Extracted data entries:
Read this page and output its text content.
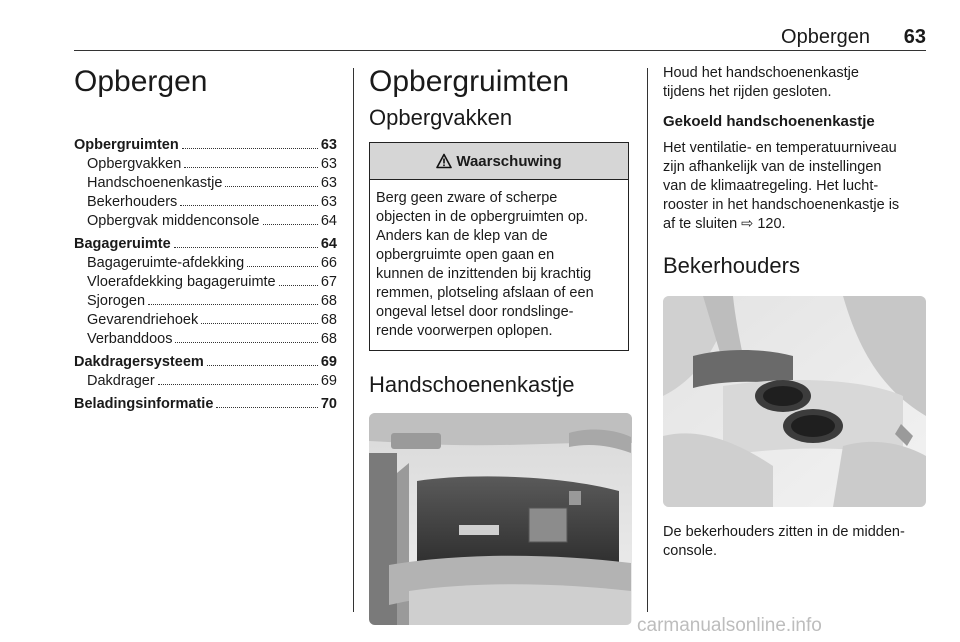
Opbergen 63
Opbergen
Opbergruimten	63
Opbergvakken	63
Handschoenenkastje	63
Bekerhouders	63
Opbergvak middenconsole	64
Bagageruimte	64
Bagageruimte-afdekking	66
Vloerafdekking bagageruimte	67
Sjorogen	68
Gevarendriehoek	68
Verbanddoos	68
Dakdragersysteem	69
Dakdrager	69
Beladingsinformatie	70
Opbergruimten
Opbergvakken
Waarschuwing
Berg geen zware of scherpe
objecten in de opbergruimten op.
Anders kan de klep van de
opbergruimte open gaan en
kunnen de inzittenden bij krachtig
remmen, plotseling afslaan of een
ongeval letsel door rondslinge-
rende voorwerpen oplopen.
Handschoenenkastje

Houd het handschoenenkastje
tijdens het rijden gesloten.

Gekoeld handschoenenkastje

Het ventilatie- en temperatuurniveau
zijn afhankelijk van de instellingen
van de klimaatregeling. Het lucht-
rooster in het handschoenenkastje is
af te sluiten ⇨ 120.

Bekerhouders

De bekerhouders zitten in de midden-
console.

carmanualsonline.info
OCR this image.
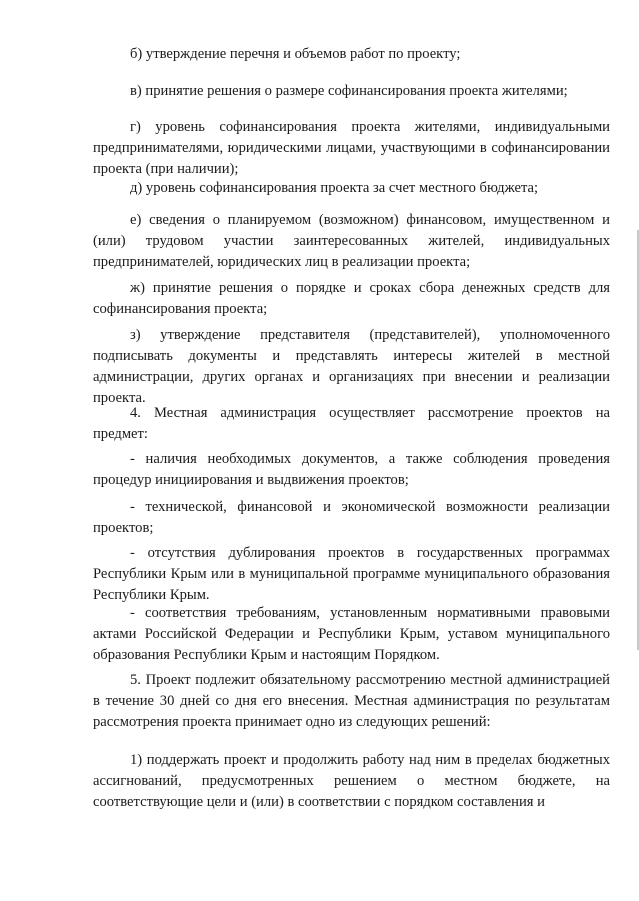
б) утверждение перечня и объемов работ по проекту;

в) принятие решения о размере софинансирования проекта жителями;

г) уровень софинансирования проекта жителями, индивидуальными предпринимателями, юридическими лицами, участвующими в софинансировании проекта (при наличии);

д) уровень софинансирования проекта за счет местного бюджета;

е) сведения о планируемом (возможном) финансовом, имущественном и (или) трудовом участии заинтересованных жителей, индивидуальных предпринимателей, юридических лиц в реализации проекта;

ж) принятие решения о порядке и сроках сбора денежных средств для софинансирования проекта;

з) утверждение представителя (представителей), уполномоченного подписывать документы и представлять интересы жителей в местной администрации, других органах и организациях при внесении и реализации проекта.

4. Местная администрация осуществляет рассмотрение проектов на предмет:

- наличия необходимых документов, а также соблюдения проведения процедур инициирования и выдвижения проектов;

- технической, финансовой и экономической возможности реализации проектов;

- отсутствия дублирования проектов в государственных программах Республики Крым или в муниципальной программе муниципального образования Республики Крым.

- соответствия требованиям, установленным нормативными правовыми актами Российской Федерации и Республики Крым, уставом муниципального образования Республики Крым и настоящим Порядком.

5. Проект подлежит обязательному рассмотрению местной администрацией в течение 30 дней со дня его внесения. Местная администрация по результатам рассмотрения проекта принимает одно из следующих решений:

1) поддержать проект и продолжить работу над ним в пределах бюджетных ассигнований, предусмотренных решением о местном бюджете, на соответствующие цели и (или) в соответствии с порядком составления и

**Objective**
List every line in the records above that contains the word "принятие".

**Solution to this exercise**
в) принятие решения о размере софинансирования проекта жителями;
ж) принятие решения о порядке и сроках сбора денежных средств для софинансирования проекта;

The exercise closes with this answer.